= EXERCISE OBJECTIVE =
Give the data below again, word for word.

= EXTRACTED ENTRIES =
════════════════════

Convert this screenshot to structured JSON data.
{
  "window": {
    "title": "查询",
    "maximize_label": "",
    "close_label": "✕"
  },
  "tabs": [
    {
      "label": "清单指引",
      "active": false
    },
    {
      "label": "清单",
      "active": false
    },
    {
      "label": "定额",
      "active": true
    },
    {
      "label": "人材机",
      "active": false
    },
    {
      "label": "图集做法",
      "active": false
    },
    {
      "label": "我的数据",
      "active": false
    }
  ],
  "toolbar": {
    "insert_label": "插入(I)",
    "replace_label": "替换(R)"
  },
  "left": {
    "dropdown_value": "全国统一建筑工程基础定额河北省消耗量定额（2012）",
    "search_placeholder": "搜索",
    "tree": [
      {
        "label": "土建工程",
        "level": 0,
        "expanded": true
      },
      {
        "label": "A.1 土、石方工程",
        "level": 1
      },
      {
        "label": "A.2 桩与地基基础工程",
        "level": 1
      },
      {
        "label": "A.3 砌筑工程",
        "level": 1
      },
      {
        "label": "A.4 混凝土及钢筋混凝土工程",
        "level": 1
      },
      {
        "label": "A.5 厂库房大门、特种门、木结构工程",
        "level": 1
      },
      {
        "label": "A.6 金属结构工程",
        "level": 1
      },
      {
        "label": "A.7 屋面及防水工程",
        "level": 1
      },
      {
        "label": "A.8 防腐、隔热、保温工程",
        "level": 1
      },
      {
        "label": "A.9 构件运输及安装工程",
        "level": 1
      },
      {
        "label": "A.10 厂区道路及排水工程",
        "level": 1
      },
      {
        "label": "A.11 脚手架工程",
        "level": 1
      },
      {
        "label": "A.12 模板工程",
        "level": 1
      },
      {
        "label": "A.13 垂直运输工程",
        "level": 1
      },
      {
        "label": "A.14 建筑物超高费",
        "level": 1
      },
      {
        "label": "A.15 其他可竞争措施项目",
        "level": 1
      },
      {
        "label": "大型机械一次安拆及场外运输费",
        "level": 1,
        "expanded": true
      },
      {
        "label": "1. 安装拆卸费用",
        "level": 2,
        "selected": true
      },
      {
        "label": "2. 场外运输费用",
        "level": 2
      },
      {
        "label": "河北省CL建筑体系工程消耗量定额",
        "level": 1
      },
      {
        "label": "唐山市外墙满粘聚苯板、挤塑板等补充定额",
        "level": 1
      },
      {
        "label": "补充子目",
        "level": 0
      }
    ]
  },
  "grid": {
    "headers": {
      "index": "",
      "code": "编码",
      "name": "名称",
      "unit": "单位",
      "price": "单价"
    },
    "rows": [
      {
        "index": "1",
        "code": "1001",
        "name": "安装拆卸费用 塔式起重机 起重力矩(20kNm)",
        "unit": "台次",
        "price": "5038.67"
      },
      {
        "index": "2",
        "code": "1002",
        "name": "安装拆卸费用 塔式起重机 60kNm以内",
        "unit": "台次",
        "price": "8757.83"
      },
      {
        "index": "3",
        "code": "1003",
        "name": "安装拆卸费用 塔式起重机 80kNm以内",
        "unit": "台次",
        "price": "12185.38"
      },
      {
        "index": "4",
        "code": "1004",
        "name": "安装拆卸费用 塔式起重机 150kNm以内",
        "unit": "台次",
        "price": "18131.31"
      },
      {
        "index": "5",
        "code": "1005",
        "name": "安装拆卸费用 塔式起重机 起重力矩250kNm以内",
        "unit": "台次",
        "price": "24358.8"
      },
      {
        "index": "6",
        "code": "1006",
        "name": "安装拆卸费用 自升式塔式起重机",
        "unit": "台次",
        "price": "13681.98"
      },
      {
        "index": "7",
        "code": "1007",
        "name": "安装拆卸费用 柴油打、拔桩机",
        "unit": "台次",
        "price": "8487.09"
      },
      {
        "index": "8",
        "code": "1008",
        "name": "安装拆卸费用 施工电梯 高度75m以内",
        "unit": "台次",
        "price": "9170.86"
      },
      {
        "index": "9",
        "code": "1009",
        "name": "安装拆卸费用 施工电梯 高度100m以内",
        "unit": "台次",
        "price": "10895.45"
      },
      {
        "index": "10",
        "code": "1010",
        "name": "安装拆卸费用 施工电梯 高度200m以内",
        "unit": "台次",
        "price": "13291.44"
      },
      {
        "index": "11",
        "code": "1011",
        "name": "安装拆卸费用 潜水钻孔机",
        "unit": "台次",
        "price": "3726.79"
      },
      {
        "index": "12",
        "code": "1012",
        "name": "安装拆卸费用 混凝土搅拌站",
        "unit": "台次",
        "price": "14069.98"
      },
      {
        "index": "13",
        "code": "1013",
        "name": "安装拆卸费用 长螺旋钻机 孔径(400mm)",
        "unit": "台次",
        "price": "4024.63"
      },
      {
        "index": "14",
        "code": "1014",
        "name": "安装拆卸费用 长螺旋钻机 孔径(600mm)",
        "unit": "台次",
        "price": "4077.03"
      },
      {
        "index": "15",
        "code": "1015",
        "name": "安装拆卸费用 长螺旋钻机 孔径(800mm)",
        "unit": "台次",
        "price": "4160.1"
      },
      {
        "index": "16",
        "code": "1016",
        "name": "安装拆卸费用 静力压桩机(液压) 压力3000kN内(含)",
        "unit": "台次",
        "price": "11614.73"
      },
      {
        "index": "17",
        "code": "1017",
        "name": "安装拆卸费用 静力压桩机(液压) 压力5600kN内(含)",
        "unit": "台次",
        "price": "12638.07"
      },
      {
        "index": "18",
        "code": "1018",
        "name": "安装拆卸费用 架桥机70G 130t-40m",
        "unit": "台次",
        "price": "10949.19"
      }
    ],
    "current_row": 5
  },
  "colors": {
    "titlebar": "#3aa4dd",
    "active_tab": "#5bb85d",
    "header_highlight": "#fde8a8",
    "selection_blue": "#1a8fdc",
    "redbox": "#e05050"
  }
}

════════════════════

= EXERCISE RESPONSE =
Convert this screenshot to structured JSON data.
{
  "window": {
    "title": "查询",
    "maximize_label": "",
    "close_label": "✕"
  },
  "tabs": [
    {
      "label": "清单指引",
      "active": false
    },
    {
      "label": "清单",
      "active": false
    },
    {
      "label": "定额",
      "active": true
    },
    {
      "label": "人材机",
      "active": false
    },
    {
      "label": "图集做法",
      "active": false
    },
    {
      "label": "我的数据",
      "active": false
    }
  ],
  "toolbar": {
    "insert_label": "插入(I)",
    "replace_label": "替换(R)"
  },
  "left": {
    "dropdown_value": "全国统一建筑工程基础定额河北省消耗量定额（2012）",
    "search_placeholder": "搜索",
    "tree": [
      {
        "label": "土建工程",
        "level": 0,
        "expanded": true
      },
      {
        "label": "A.1 土、石方工程",
        "level": 1
      },
      {
        "label": "A.2 桩与地基基础工程",
        "level": 1
      },
      {
        "label": "A.3 砌筑工程",
        "level": 1
      },
      {
        "label": "A.4 混凝土及钢筋混凝土工程",
        "level": 1
      },
      {
        "label": "A.5 厂库房大门、特种门、木结构工程",
        "level": 1
      },
      {
        "label": "A.6 金属结构工程",
        "level": 1
      },
      {
        "label": "A.7 屋面及防水工程",
        "level": 1
      },
      {
        "label": "A.8 防腐、隔热、保温工程",
        "level": 1
      },
      {
        "label": "A.9 构件运输及安装工程",
        "level": 1
      },
      {
        "label": "A.10 厂区道路及排水工程",
        "level": 1
      },
      {
        "label": "A.11 脚手架工程",
        "level": 1
      },
      {
        "label": "A.12 模板工程",
        "level": 1
      },
      {
        "label": "A.13 垂直运输工程",
        "level": 1
      },
      {
        "label": "A.14 建筑物超高费",
        "level": 1
      },
      {
        "label": "A.15 其他可竞争措施项目",
        "level": 1
      },
      {
        "label": "大型机械一次安拆及场外运输费",
        "level": 1,
        "expanded": true
      },
      {
        "label": "1. 安装拆卸费用",
        "level": 2,
        "selected": true
      },
      {
        "label": "2. 场外运输费用",
        "level": 2
      },
      {
        "label": "河北省CL建筑体系工程消耗量定额",
        "level": 1
      },
      {
        "label": "唐山市外墙满粘聚苯板、挤塑板等补充定额",
        "level": 1
      },
      {
        "label": "补充子目",
        "level": 0
      }
    ]
  },
  "grid": {
    "headers": {
      "index": "",
      "code": "编码",
      "name": "名称",
      "unit": "单位",
      "price": "单价"
    },
    "rows": [
      {
        "index": "1",
        "code": "1001",
        "name": "安装拆卸费用 塔式起重机 起重力矩(20kNm)",
        "unit": "台次",
        "price": "5038.67"
      },
      {
        "index": "2",
        "code": "1002",
        "name": "安装拆卸费用 塔式起重机 60kNm以内",
        "unit": "台次",
        "price": "8757.83"
      },
      {
        "index": "3",
        "code": "1003",
        "name": "安装拆卸费用 塔式起重机 80kNm以内",
        "unit": "台次",
        "price": "12185.38"
      },
      {
        "index": "4",
        "code": "1004",
        "name": "安装拆卸费用 塔式起重机 150kNm以内",
        "unit": "台次",
        "price": "18131.31"
      },
      {
        "index": "5",
        "code": "1005",
        "name": "安装拆卸费用 塔式起重机 起重力矩250kNm以内",
        "unit": "台次",
        "price": "24358.8"
      },
      {
        "index": "6",
        "code": "1006",
        "name": "安装拆卸费用 自升式塔式起重机",
        "unit": "台次",
        "price": "13681.98"
      },
      {
        "index": "7",
        "code": "1007",
        "name": "安装拆卸费用 柴油打、拔桩机",
        "unit": "台次",
        "price": "8487.09"
      },
      {
        "index": "8",
        "code": "1008",
        "name": "安装拆卸费用 施工电梯 高度75m以内",
        "unit": "台次",
        "price": "9170.86"
      },
      {
        "index": "9",
        "code": "1009",
        "name": "安装拆卸费用 施工电梯 高度100m以内",
        "unit": "台次",
        "price": "10895.45"
      },
      {
        "index": "10",
        "code": "1010",
        "name": "安装拆卸费用 施工电梯 高度200m以内",
        "unit": "台次",
        "price": "13291.44"
      },
      {
        "index": "11",
        "code": "1011",
        "name": "安装拆卸费用 潜水钻孔机",
        "unit": "台次",
        "price": "3726.79"
      },
      {
        "index": "12",
        "code": "1012",
        "name": "安装拆卸费用 混凝土搅拌站",
        "unit": "台次",
        "price": "14069.98"
      },
      {
        "index": "13",
        "code": "1013",
        "name": "安装拆卸费用 长螺旋钻机 孔径(400mm)",
        "unit": "台次",
        "price": "4024.63"
      },
      {
        "index": "14",
        "code": "1014",
        "name": "安装拆卸费用 长螺旋钻机 孔径(600mm)",
        "unit": "台次",
        "price": "4077.03"
      },
      {
        "index": "15",
        "code": "1015",
        "name": "安装拆卸费用 长螺旋钻机 孔径(800mm)",
        "unit": "台次",
        "price": "4160.1"
      },
      {
        "index": "16",
        "code": "1016",
        "name": "安装拆卸费用 静力压桩机(液压) 压力3000kN内(含)",
        "unit": "台次",
        "price": "11614.73"
      },
      {
        "index": "17",
        "code": "1017",
        "name": "安装拆卸费用 静力压桩机(液压) 压力5600kN内(含)",
        "unit": "台次",
        "price": "12638.07"
      },
      {
        "index": "18",
        "code": "1018",
        "name": "安装拆卸费用 架桥机70G 130t-40m",
        "unit": "台次",
        "price": "10949.19"
      }
    ],
    "current_row": 5
  },
  "colors": {
    "titlebar": "#3aa4dd",
    "active_tab": "#5bb85d",
    "header_highlight": "#fde8a8",
    "selection_blue": "#1a8fdc",
    "redbox": "#e05050"
  }
}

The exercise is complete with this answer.